■ TASK OBJECTIVE
From the listing, collect all lines containing the word "feather".

[Extracted data entries]
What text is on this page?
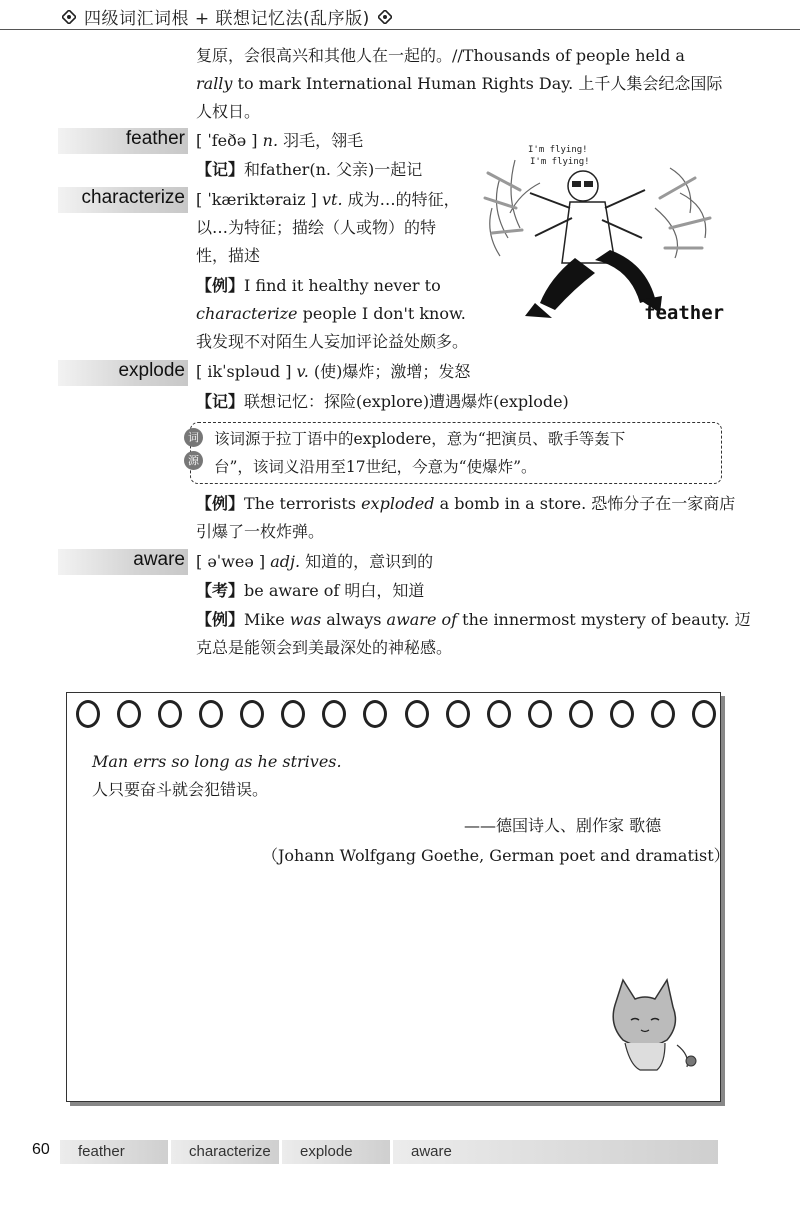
四级词汇词根 + 联想记忆法(乱序版)
复原，会很高兴和其他人在一起的。//Thousands of people held a
rally to mark International Human Rights Day. 上千人集会纪念国际
人权日。
feather [ ˈfeðə ] n. 羽毛，翎毛
【记】和father(n. 父亲)一起记
characterize [ ˈkæriktəraiz ] vt. 成为…的特征，
以…为特征；描绘（人或物）的特
性，描述
【例】I find it healthy never to
characterize people I don't know.
我发现不对陌生人妄加评论益处颇多。
I'm flying!
I'm flying!
feather
explode [ ikˈspləud ] v. (使)爆炸；激增；发怒
【记】联想记忆：探险(explore)遭遇爆炸(explode)
词
源
该词源于拉丁语中的explodere，意为“把演员、歌手等轰下
台”，该词义沿用至17世纪，今意为“使爆炸”。
【例】The terrorists exploded a bomb in a store. 恐怖分子在一家商店
引爆了一枚炸弹。
aware [ əˈweə ] adj. 知道的，意识到的
【考】be aware of 明白，知道
【例】Mike was always aware of the innermost mystery of beauty. 迈
克总是能领会到美最深处的神秘感。
Man errs so long as he strives.
人只要奋斗就会犯错误。
——德国诗人、剧作家 歌德
（Johann Wolfgang Goethe, German poet and dramatist）
60	feather	characterize	explode	aware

■ TASK SOLUTION
feather [ ˈfeðə ] n. 羽毛，翎毛
feather
60	feather	characterize	explode	aware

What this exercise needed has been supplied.